• DATA ROWS:
▬▬▬

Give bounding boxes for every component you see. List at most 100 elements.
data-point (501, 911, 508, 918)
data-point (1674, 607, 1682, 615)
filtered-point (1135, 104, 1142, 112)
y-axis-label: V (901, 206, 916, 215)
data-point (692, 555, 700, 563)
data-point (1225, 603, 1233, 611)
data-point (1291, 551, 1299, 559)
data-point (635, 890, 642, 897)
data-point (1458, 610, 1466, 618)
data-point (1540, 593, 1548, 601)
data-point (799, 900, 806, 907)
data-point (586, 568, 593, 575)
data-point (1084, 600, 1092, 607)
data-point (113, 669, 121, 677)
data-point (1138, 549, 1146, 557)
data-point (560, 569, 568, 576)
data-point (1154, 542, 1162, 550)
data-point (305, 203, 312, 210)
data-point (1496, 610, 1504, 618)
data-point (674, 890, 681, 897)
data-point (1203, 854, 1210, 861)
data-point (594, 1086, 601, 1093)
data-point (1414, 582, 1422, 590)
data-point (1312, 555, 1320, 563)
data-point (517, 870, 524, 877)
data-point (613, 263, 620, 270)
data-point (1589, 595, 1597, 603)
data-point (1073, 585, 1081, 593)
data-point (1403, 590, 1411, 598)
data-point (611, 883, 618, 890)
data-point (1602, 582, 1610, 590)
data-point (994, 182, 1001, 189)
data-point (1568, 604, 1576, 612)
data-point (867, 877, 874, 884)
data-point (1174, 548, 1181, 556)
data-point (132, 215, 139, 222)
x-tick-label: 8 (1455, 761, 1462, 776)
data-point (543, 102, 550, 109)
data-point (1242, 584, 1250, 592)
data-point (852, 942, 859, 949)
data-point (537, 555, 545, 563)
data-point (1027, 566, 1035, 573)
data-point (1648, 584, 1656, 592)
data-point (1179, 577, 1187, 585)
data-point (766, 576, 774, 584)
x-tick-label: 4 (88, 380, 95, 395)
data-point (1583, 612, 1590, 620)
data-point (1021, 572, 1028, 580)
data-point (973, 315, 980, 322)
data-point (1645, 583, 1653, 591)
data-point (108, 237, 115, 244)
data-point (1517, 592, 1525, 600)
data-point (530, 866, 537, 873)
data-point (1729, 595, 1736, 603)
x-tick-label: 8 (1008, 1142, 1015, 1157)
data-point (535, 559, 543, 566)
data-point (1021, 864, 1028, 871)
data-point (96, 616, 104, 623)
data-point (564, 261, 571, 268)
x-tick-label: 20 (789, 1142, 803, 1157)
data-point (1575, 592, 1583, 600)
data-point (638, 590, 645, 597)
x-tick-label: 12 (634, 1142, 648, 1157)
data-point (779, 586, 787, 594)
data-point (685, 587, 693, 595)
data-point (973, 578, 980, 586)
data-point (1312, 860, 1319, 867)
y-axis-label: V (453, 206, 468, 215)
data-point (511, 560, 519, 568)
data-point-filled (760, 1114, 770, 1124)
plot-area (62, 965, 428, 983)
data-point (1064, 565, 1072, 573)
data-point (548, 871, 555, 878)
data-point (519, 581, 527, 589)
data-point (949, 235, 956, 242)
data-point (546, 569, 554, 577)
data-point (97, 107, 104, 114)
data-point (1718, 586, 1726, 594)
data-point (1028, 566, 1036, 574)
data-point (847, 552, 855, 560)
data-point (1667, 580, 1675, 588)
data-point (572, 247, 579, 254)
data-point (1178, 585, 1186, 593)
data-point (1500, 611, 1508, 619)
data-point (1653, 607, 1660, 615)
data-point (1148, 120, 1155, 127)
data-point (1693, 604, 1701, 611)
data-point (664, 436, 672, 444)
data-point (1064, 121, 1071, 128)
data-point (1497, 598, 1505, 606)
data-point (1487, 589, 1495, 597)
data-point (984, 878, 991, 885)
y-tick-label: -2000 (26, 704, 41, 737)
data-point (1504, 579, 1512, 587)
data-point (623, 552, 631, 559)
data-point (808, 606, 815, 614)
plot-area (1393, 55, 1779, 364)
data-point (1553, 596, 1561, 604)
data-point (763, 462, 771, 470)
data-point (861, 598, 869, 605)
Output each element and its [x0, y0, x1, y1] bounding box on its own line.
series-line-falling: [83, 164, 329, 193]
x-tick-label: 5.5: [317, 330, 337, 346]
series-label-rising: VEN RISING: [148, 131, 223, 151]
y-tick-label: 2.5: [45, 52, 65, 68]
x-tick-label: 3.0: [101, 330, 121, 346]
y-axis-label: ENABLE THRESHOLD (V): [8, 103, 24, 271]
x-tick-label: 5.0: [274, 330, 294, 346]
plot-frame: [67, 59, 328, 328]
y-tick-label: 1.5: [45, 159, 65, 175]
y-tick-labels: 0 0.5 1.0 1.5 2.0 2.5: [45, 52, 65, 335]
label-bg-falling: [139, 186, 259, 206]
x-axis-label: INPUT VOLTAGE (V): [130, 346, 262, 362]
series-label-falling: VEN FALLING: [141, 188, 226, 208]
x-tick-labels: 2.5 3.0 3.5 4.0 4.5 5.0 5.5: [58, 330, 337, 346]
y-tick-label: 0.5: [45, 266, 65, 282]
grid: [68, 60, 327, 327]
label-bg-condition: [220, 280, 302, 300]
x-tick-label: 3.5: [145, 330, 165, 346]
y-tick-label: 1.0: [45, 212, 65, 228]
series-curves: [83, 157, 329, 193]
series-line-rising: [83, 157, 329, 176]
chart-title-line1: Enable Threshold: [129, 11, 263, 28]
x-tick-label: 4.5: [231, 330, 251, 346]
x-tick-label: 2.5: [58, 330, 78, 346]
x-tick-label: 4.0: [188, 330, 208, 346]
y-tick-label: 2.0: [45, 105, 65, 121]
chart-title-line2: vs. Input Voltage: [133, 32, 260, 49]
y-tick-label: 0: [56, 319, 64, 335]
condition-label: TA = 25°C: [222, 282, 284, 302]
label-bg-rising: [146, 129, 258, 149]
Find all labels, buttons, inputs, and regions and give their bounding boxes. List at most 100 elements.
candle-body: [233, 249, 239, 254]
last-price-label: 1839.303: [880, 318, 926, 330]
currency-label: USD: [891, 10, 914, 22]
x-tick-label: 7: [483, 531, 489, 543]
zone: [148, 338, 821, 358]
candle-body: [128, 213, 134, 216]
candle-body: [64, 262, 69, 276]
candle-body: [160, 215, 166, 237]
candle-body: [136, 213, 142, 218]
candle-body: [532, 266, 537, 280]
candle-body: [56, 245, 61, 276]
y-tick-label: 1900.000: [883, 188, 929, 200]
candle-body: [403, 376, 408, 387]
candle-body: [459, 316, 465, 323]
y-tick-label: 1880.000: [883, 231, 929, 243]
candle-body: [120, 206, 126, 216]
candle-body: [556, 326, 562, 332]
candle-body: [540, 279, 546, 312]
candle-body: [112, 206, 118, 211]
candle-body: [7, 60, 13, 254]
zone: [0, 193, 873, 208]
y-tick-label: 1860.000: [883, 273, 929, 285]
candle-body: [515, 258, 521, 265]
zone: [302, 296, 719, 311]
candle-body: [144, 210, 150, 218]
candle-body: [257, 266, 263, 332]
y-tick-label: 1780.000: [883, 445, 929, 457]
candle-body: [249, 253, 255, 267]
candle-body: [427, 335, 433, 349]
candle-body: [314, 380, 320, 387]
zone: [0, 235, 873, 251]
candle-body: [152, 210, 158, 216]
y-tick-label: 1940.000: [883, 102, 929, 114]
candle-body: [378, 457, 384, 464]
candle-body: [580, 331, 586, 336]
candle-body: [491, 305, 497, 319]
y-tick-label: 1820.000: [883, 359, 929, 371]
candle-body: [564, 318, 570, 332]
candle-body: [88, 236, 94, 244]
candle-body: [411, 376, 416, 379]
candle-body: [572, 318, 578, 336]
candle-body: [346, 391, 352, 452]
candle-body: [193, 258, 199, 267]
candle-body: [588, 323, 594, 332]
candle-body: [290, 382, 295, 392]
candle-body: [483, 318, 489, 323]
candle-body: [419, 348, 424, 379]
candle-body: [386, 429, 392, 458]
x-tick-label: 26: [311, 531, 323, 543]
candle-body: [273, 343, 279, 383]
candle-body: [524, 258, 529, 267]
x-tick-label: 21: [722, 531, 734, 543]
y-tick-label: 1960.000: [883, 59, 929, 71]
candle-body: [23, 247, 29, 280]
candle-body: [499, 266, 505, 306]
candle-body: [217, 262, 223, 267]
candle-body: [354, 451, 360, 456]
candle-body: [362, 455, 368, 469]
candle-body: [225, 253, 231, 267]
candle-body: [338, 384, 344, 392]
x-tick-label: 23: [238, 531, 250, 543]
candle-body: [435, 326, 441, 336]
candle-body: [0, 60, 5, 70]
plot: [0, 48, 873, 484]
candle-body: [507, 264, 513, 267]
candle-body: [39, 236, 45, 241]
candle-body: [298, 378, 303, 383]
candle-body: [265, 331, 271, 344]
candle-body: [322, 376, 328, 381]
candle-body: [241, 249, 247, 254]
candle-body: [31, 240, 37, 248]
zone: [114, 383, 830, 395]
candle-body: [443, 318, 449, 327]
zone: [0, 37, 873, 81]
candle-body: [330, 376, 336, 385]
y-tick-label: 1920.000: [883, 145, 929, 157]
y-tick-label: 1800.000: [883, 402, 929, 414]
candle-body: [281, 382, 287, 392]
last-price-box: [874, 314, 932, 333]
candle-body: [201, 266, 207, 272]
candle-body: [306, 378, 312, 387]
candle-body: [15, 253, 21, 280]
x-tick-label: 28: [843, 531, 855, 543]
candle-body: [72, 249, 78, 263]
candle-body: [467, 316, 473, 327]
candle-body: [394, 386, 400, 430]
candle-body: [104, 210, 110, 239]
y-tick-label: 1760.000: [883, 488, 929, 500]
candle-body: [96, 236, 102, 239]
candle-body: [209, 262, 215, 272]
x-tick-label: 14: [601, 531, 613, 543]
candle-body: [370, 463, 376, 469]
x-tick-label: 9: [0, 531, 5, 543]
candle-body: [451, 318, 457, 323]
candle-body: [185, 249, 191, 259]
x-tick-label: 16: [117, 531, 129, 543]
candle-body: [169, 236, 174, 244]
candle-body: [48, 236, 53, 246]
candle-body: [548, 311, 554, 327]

▬▬▬

• PROBLEM REQUIREMENTS: Copy out verbatim the lines of the listing, starting at its very first line and ending at the line that contains "data-point (594, 1086, 601, 1093)", with both of those lines included.

• TASK OUTPUT:
Give bounding boxes for every component you see. List at most 100 elements.
data-point (501, 911, 508, 918)
data-point (1674, 607, 1682, 615)
filtered-point (1135, 104, 1142, 112)
y-axis-label: V (901, 206, 916, 215)
data-point (692, 555, 700, 563)
data-point (1225, 603, 1233, 611)
data-point (1291, 551, 1299, 559)
data-point (635, 890, 642, 897)
data-point (1458, 610, 1466, 618)
data-point (1540, 593, 1548, 601)
data-point (799, 900, 806, 907)
data-point (586, 568, 593, 575)
data-point (1084, 600, 1092, 607)
data-point (113, 669, 121, 677)
data-point (1138, 549, 1146, 557)
data-point (560, 569, 568, 576)
data-point (1154, 542, 1162, 550)
data-point (305, 203, 312, 210)
data-point (1496, 610, 1504, 618)
data-point (674, 890, 681, 897)
data-point (1203, 854, 1210, 861)
data-point (594, 1086, 601, 1093)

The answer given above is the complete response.